### [Description of the task]
Copy every line of the material below word for word.

>>>

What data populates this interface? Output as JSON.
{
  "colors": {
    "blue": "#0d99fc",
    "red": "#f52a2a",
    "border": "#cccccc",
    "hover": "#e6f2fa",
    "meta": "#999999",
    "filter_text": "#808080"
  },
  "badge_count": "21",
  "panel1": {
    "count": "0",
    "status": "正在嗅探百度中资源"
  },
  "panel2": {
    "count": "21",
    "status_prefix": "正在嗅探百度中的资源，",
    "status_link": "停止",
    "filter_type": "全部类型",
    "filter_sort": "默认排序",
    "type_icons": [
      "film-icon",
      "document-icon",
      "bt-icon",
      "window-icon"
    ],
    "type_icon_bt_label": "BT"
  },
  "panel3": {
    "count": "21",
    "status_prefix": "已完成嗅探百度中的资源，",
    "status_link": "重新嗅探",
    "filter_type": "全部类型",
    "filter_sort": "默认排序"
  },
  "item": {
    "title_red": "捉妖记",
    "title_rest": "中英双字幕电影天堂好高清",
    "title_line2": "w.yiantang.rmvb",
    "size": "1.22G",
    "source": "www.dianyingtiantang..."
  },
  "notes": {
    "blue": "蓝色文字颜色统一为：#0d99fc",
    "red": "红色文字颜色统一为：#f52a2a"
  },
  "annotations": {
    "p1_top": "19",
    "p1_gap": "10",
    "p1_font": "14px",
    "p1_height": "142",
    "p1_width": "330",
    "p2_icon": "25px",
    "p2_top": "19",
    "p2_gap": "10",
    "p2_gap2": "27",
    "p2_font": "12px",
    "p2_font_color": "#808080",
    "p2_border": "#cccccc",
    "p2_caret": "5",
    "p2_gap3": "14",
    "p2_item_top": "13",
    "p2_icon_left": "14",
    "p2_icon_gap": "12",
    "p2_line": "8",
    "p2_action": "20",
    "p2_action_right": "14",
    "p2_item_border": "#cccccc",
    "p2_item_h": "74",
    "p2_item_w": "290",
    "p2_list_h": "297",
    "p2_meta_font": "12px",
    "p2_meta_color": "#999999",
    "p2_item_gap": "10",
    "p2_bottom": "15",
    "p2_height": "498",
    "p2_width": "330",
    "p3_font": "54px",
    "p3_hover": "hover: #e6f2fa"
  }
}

<<<

### [Worked solution]
What data populates this interface? Output as JSON.
{
  "colors": {
    "blue": "#0d99fc",
    "red": "#f52a2a",
    "border": "#cccccc",
    "hover": "#e6f2fa",
    "meta": "#999999",
    "filter_text": "#808080"
  },
  "badge_count": "21",
  "panel1": {
    "count": "0",
    "status": "正在嗅探百度中资源"
  },
  "panel2": {
    "count": "21",
    "status_prefix": "正在嗅探百度中的资源，",
    "status_link": "停止",
    "filter_type": "全部类型",
    "filter_sort": "默认排序",
    "type_icons": [
      "film-icon",
      "document-icon",
      "bt-icon",
      "window-icon"
    ],
    "type_icon_bt_label": "BT"
  },
  "panel3": {
    "count": "21",
    "status_prefix": "已完成嗅探百度中的资源，",
    "status_link": "重新嗅探",
    "filter_type": "全部类型",
    "filter_sort": "默认排序"
  },
  "item": {
    "title_red": "捉妖记",
    "title_rest": "中英双字幕电影天堂好高清",
    "title_line2": "w.yiantang.rmvb",
    "size": "1.22G",
    "source": "www.dianyingtiantang..."
  },
  "notes": {
    "blue": "蓝色文字颜色统一为：#0d99fc",
    "red": "红色文字颜色统一为：#f52a2a"
  },
  "annotations": {
    "p1_top": "19",
    "p1_gap": "10",
    "p1_font": "14px",
    "p1_height": "142",
    "p1_width": "330",
    "p2_icon": "25px",
    "p2_top": "19",
    "p2_gap": "10",
    "p2_gap2": "27",
    "p2_font": "12px",
    "p2_font_color": "#808080",
    "p2_border": "#cccccc",
    "p2_caret": "5",
    "p2_gap3": "14",
    "p2_item_top": "13",
    "p2_icon_left": "14",
    "p2_icon_gap": "12",
    "p2_line": "8",
    "p2_action": "20",
    "p2_action_right": "14",
    "p2_item_border": "#cccccc",
    "p2_item_h": "74",
    "p2_item_w": "290",
    "p2_list_h": "297",
    "p2_meta_font": "12px",
    "p2_meta_color": "#999999",
    "p2_item_gap": "10",
    "p2_bottom": "15",
    "p2_height": "498",
    "p2_width": "330",
    "p3_font": "54px",
    "p3_hover": "hover: #e6f2fa"
  }
}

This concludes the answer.